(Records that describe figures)
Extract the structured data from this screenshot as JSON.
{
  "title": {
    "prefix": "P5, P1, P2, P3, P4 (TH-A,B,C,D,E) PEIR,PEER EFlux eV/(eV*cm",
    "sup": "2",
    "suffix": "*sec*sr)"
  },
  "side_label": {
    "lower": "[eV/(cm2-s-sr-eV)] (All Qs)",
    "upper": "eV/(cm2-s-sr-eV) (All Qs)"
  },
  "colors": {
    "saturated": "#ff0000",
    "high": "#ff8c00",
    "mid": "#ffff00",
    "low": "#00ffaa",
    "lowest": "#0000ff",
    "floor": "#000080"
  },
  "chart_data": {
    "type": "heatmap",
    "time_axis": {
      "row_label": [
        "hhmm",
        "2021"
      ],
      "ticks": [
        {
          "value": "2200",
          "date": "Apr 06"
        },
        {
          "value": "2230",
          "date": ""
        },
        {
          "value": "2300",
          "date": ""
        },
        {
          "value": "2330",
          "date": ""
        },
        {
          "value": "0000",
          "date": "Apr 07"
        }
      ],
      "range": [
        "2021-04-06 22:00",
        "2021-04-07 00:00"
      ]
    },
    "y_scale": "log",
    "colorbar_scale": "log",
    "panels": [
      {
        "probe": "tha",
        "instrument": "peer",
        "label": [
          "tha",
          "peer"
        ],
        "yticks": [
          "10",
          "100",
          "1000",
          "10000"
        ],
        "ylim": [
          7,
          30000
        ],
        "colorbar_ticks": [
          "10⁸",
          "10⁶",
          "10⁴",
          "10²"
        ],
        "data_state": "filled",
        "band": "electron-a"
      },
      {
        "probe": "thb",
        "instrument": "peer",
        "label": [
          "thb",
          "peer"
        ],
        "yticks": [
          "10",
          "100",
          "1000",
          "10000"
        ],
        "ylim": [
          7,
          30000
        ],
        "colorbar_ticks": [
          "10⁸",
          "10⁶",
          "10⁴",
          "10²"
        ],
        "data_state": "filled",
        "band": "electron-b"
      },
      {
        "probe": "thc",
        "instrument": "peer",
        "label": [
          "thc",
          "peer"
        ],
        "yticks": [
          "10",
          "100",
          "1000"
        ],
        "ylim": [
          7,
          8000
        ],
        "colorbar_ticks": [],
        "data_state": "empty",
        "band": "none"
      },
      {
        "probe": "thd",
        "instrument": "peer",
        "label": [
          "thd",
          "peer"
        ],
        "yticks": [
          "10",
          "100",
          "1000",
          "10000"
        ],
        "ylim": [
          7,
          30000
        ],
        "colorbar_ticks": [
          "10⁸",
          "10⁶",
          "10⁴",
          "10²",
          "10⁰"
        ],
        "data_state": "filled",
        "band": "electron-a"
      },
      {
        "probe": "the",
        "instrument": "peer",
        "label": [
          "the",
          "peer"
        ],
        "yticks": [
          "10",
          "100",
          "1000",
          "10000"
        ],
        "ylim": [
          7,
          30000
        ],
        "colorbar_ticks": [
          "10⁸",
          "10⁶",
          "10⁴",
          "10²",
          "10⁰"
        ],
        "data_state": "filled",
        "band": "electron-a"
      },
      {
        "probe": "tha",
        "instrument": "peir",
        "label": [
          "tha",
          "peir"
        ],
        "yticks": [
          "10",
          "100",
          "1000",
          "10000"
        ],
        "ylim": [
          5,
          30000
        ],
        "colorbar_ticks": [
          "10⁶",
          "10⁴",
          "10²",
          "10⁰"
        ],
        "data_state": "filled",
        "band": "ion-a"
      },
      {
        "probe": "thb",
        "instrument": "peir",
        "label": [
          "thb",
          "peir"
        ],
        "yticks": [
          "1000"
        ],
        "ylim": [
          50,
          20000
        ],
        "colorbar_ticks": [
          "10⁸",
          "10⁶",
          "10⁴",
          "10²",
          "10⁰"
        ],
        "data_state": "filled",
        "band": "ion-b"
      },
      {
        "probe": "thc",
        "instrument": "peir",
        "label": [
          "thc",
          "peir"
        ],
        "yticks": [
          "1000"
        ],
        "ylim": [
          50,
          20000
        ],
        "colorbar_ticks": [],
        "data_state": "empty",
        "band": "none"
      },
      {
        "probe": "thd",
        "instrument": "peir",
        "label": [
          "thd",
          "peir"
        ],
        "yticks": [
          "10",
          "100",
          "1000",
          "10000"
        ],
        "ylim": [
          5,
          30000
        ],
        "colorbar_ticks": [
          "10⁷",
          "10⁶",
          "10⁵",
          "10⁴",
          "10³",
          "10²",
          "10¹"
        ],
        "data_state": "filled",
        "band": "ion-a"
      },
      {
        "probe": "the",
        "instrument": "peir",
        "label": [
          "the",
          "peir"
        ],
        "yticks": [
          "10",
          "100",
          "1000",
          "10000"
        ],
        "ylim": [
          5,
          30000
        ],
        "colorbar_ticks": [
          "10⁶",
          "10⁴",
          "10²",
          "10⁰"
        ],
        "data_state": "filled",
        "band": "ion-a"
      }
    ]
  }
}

→ **Instructions to follow**: Print all of the data exactly as it was given.

→ **Solution to this problem**:
Extract the structured data from this screenshot as JSON.
{
  "title": {
    "prefix": "P5, P1, P2, P3, P4 (TH-A,B,C,D,E) PEIR,PEER EFlux eV/(eV*cm",
    "sup": "2",
    "suffix": "*sec*sr)"
  },
  "side_label": {
    "lower": "[eV/(cm2-s-sr-eV)] (All Qs)",
    "upper": "eV/(cm2-s-sr-eV) (All Qs)"
  },
  "colors": {
    "saturated": "#ff0000",
    "high": "#ff8c00",
    "mid": "#ffff00",
    "low": "#00ffaa",
    "lowest": "#0000ff",
    "floor": "#000080"
  },
  "chart_data": {
    "type": "heatmap",
    "time_axis": {
      "row_label": [
        "hhmm",
        "2021"
      ],
      "ticks": [
        {
          "value": "2200",
          "date": "Apr 06"
        },
        {
          "value": "2230",
          "date": ""
        },
        {
          "value": "2300",
          "date": ""
        },
        {
          "value": "2330",
          "date": ""
        },
        {
          "value": "0000",
          "date": "Apr 07"
        }
      ],
      "range": [
        "2021-04-06 22:00",
        "2021-04-07 00:00"
      ]
    },
    "y_scale": "log",
    "colorbar_scale": "log",
    "panels": [
      {
        "probe": "tha",
        "instrument": "peer",
        "label": [
          "tha",
          "peer"
        ],
        "yticks": [
          "10",
          "100",
          "1000",
          "10000"
        ],
        "ylim": [
          7,
          30000
        ],
        "colorbar_ticks": [
          "10⁸",
          "10⁶",
          "10⁴",
          "10²"
        ],
        "data_state": "filled",
        "band": "electron-a"
      },
      {
        "probe": "thb",
        "instrument": "peer",
        "label": [
          "thb",
          "peer"
        ],
        "yticks": [
          "10",
          "100",
          "1000",
          "10000"
        ],
        "ylim": [
          7,
          30000
        ],
        "colorbar_ticks": [
          "10⁸",
          "10⁶",
          "10⁴",
          "10²"
        ],
        "data_state": "filled",
        "band": "electron-b"
      },
      {
        "probe": "thc",
        "instrument": "peer",
        "label": [
          "thc",
          "peer"
        ],
        "yticks": [
          "10",
          "100",
          "1000"
        ],
        "ylim": [
          7,
          8000
        ],
        "colorbar_ticks": [],
        "data_state": "empty",
        "band": "none"
      },
      {
        "probe": "thd",
        "instrument": "peer",
        "label": [
          "thd",
          "peer"
        ],
        "yticks": [
          "10",
          "100",
          "1000",
          "10000"
        ],
        "ylim": [
          7,
          30000
        ],
        "colorbar_ticks": [
          "10⁸",
          "10⁶",
          "10⁴",
          "10²",
          "10⁰"
        ],
        "data_state": "filled",
        "band": "electron-a"
      },
      {
        "probe": "the",
        "instrument": "peer",
        "label": [
          "the",
          "peer"
        ],
        "yticks": [
          "10",
          "100",
          "1000",
          "10000"
        ],
        "ylim": [
          7,
          30000
        ],
        "colorbar_ticks": [
          "10⁸",
          "10⁶",
          "10⁴",
          "10²",
          "10⁰"
        ],
        "data_state": "filled",
        "band": "electron-a"
      },
      {
        "probe": "tha",
        "instrument": "peir",
        "label": [
          "tha",
          "peir"
        ],
        "yticks": [
          "10",
          "100",
          "1000",
          "10000"
        ],
        "ylim": [
          5,
          30000
        ],
        "colorbar_ticks": [
          "10⁶",
          "10⁴",
          "10²",
          "10⁰"
        ],
        "data_state": "filled",
        "band": "ion-a"
      },
      {
        "probe": "thb",
        "instrument": "peir",
        "label": [
          "thb",
          "peir"
        ],
        "yticks": [
          "1000"
        ],
        "ylim": [
          50,
          20000
        ],
        "colorbar_ticks": [
          "10⁸",
          "10⁶",
          "10⁴",
          "10²",
          "10⁰"
        ],
        "data_state": "filled",
        "band": "ion-b"
      },
      {
        "probe": "thc",
        "instrument": "peir",
        "label": [
          "thc",
          "peir"
        ],
        "yticks": [
          "1000"
        ],
        "ylim": [
          50,
          20000
        ],
        "colorbar_ticks": [],
        "data_state": "empty",
        "band": "none"
      },
      {
        "probe": "thd",
        "instrument": "peir",
        "label": [
          "thd",
          "peir"
        ],
        "yticks": [
          "10",
          "100",
          "1000",
          "10000"
        ],
        "ylim": [
          5,
          30000
        ],
        "colorbar_ticks": [
          "10⁷",
          "10⁶",
          "10⁵",
          "10⁴",
          "10³",
          "10²",
          "10¹"
        ],
        "data_state": "filled",
        "band": "ion-a"
      },
      {
        "probe": "the",
        "instrument": "peir",
        "label": [
          "the",
          "peir"
        ],
        "yticks": [
          "10",
          "100",
          "1000",
          "10000"
        ],
        "ylim": [
          5,
          30000
        ],
        "colorbar_ticks": [
          "10⁶",
          "10⁴",
          "10²",
          "10⁰"
        ],
        "data_state": "filled",
        "band": "ion-a"
      }
    ]
  }
}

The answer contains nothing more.